**Requirements**
Return the records, each one exactly as written.

+++ Input

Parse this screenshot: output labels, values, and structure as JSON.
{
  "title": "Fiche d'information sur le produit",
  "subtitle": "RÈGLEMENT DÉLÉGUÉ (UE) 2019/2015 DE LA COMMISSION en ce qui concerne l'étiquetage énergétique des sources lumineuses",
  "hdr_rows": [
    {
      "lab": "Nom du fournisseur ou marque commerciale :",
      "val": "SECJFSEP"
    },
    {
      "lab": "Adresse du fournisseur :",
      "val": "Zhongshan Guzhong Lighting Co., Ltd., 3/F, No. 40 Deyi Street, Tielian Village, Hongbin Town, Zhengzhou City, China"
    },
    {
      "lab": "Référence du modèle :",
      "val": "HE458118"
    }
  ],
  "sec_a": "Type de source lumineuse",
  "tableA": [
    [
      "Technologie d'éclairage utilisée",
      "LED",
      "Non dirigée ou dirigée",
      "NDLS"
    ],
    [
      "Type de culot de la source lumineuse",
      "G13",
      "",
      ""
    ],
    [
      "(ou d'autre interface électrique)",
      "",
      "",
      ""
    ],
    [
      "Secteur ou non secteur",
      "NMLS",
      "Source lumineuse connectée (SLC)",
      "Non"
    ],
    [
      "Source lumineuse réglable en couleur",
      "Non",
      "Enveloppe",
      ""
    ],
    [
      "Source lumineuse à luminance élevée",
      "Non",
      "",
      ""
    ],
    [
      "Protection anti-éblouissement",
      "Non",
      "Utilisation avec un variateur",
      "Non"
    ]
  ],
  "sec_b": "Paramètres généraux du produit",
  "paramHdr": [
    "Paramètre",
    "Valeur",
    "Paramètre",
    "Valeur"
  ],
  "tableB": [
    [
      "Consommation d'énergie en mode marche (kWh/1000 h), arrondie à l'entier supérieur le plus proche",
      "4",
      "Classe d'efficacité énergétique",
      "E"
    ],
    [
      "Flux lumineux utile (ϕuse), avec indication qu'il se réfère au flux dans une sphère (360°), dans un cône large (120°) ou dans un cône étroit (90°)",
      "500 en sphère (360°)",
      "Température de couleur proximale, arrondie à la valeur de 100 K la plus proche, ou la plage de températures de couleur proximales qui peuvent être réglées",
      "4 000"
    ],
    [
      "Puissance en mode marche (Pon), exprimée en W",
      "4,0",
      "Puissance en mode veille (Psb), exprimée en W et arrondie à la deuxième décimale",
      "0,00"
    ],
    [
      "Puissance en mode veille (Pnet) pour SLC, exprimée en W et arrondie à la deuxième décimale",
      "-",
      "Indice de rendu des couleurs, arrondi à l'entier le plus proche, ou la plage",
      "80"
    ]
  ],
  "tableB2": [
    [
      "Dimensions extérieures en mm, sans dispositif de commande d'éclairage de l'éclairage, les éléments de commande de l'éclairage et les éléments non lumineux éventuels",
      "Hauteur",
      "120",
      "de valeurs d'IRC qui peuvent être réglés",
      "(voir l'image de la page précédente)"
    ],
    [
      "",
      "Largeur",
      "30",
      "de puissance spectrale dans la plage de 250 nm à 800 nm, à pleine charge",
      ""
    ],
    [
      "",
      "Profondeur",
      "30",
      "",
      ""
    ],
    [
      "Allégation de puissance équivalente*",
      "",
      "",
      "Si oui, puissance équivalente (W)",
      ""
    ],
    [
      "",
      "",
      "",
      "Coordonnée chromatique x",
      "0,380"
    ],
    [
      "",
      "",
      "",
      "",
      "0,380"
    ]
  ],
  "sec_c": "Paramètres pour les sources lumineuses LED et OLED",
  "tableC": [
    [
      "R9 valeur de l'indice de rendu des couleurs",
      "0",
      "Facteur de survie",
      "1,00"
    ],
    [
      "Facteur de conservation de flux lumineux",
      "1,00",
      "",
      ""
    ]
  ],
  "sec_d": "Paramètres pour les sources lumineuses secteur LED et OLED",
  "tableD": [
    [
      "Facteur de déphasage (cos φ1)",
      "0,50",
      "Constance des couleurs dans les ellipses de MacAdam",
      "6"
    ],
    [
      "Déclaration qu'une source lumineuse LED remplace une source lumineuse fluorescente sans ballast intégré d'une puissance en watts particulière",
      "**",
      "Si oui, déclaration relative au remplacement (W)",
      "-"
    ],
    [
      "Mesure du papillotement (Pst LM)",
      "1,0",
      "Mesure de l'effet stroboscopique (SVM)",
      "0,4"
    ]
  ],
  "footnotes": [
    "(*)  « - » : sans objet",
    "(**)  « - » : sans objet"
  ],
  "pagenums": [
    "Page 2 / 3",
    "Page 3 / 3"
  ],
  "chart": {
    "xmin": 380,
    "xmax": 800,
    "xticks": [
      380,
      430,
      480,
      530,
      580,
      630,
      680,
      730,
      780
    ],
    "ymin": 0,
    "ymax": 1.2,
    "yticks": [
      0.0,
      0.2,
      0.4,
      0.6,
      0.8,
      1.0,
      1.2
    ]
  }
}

++++++

**Solution to this exercise**
Parse this screenshot: output labels, values, and structure as JSON.
{
  "title": "Fiche d'information sur le produit",
  "subtitle": "RÈGLEMENT DÉLÉGUÉ (UE) 2019/2015 DE LA COMMISSION en ce qui concerne l'étiquetage énergétique des sources lumineuses",
  "hdr_rows": [
    {
      "lab": "Nom du fournisseur ou marque commerciale :",
      "val": "SECJFSEP"
    },
    {
      "lab": "Adresse du fournisseur :",
      "val": "Zhongshan Guzhong Lighting Co., Ltd., 3/F, No. 40 Deyi Street, Tielian Village, Hongbin Town, Zhengzhou City, China"
    },
    {
      "lab": "Référence du modèle :",
      "val": "HE458118"
    }
  ],
  "sec_a": "Type de source lumineuse",
  "tableA": [
    [
      "Technologie d'éclairage utilisée",
      "LED",
      "Non dirigée ou dirigée",
      "NDLS"
    ],
    [
      "Type de culot de la source lumineuse",
      "G13",
      "",
      ""
    ],
    [
      "(ou d'autre interface électrique)",
      "",
      "",
      ""
    ],
    [
      "Secteur ou non secteur",
      "NMLS",
      "Source lumineuse connectée (SLC)",
      "Non"
    ],
    [
      "Source lumineuse réglable en couleur",
      "Non",
      "Enveloppe",
      ""
    ],
    [
      "Source lumineuse à luminance élevée",
      "Non",
      "",
      ""
    ],
    [
      "Protection anti-éblouissement",
      "Non",
      "Utilisation avec un variateur",
      "Non"
    ]
  ],
  "sec_b": "Paramètres généraux du produit",
  "paramHdr": [
    "Paramètre",
    "Valeur",
    "Paramètre",
    "Valeur"
  ],
  "tableB": [
    [
      "Consommation d'énergie en mode marche (kWh/1000 h), arrondie à l'entier supérieur le plus proche",
      "4",
      "Classe d'efficacité énergétique",
      "E"
    ],
    [
      "Flux lumineux utile (ϕuse), avec indication qu'il se réfère au flux dans une sphère (360°), dans un cône large (120°) ou dans un cône étroit (90°)",
      "500 en sphère (360°)",
      "Température de couleur proximale, arrondie à la valeur de 100 K la plus proche, ou la plage de températures de couleur proximales qui peuvent être réglées",
      "4 000"
    ],
    [
      "Puissance en mode marche (Pon), exprimée en W",
      "4,0",
      "Puissance en mode veille (Psb), exprimée en W et arrondie à la deuxième décimale",
      "0,00"
    ],
    [
      "Puissance en mode veille (Pnet) pour SLC, exprimée en W et arrondie à la deuxième décimale",
      "-",
      "Indice de rendu des couleurs, arrondi à l'entier le plus proche, ou la plage",
      "80"
    ]
  ],
  "tableB2": [
    [
      "Dimensions extérieures en mm, sans dispositif de commande d'éclairage de l'éclairage, les éléments de commande de l'éclairage et les éléments non lumineux éventuels",
      "Hauteur",
      "120",
      "de valeurs d'IRC qui peuvent être réglés",
      "(voir l'image de la page précédente)"
    ],
    [
      "",
      "Largeur",
      "30",
      "de puissance spectrale dans la plage de 250 nm à 800 nm, à pleine charge",
      ""
    ],
    [
      "",
      "Profondeur",
      "30",
      "",
      ""
    ],
    [
      "Allégation de puissance équivalente*",
      "",
      "",
      "Si oui, puissance équivalente (W)",
      ""
    ],
    [
      "",
      "",
      "",
      "Coordonnée chromatique x",
      "0,380"
    ],
    [
      "",
      "",
      "",
      "",
      "0,380"
    ]
  ],
  "sec_c": "Paramètres pour les sources lumineuses LED et OLED",
  "tableC": [
    [
      "R9 valeur de l'indice de rendu des couleurs",
      "0",
      "Facteur de survie",
      "1,00"
    ],
    [
      "Facteur de conservation de flux lumineux",
      "1,00",
      "",
      ""
    ]
  ],
  "sec_d": "Paramètres pour les sources lumineuses secteur LED et OLED",
  "tableD": [
    [
      "Facteur de déphasage (cos φ1)",
      "0,50",
      "Constance des couleurs dans les ellipses de MacAdam",
      "6"
    ],
    [
      "Déclaration qu'une source lumineuse LED remplace une source lumineuse fluorescente sans ballast intégré d'une puissance en watts particulière",
      "**",
      "Si oui, déclaration relative au remplacement (W)",
      "-"
    ],
    [
      "Mesure du papillotement (Pst LM)",
      "1,0",
      "Mesure de l'effet stroboscopique (SVM)",
      "0,4"
    ]
  ],
  "footnotes": [
    "(*)  « - » : sans objet",
    "(**)  « - » : sans objet"
  ],
  "pagenums": [
    "Page 2 / 3",
    "Page 3 / 3"
  ],
  "chart": {
    "xmin": 380,
    "xmax": 800,
    "xticks": [
      380,
      430,
      480,
      530,
      580,
      630,
      680,
      730,
      780
    ],
    "ymin": 0,
    "ymax": 1.2,
    "yticks": [
      0.0,
      0.2,
      0.4,
      0.6,
      0.8,
      1.0,
      1.2
    ]
  }
}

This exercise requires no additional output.